>> Begin Data supplied
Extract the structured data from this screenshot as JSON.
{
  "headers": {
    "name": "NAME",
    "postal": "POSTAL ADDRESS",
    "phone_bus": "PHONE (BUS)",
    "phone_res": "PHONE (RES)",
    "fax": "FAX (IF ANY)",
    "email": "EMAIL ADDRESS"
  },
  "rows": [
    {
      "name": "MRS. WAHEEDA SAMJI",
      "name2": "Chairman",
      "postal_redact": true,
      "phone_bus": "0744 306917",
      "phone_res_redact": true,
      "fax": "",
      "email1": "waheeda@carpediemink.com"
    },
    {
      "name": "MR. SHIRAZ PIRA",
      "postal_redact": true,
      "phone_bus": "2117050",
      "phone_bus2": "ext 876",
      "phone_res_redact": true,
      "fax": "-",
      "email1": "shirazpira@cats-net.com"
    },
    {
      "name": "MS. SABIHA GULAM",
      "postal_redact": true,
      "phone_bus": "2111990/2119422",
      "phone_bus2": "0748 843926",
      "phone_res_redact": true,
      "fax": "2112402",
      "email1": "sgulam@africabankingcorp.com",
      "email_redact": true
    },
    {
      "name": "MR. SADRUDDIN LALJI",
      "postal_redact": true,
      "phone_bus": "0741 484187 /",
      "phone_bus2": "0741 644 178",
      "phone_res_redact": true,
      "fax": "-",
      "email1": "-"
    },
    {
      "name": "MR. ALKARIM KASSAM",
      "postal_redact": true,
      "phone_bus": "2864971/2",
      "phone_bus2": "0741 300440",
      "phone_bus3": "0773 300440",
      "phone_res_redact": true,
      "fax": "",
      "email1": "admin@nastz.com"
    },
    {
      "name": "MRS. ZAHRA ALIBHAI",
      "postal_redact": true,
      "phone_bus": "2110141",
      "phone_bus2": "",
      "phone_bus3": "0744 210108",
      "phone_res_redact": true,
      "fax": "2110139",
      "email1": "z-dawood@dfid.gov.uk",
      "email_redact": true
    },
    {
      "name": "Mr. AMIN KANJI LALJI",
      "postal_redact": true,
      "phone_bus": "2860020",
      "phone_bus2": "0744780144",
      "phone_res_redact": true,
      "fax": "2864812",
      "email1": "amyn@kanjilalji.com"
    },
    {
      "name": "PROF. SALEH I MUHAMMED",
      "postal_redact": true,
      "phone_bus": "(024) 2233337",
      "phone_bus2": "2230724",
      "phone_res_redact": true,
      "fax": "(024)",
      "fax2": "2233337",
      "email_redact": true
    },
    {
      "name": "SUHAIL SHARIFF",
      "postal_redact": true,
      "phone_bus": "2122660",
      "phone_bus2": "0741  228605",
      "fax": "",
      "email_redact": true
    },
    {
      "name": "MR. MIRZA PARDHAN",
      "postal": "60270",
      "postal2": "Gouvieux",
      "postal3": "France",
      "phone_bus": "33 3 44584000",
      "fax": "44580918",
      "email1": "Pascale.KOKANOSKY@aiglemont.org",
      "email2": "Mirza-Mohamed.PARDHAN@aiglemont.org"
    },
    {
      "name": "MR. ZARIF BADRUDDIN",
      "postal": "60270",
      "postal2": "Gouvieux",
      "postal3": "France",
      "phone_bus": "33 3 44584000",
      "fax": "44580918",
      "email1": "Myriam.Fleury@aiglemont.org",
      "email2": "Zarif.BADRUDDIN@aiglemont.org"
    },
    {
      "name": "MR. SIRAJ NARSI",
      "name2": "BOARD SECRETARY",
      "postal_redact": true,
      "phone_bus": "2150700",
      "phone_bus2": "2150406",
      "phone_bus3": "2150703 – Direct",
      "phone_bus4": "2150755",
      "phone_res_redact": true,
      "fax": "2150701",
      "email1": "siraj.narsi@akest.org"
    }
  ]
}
>> End Data supplied
**What needs to be done**
From the entries, report each line that includes the word "BADRUDDIN".

**Result below**
      "name": "MR. ZARIF BADRUDDIN",
      "email2": "Zarif.BADRUDDIN@aiglemont.org"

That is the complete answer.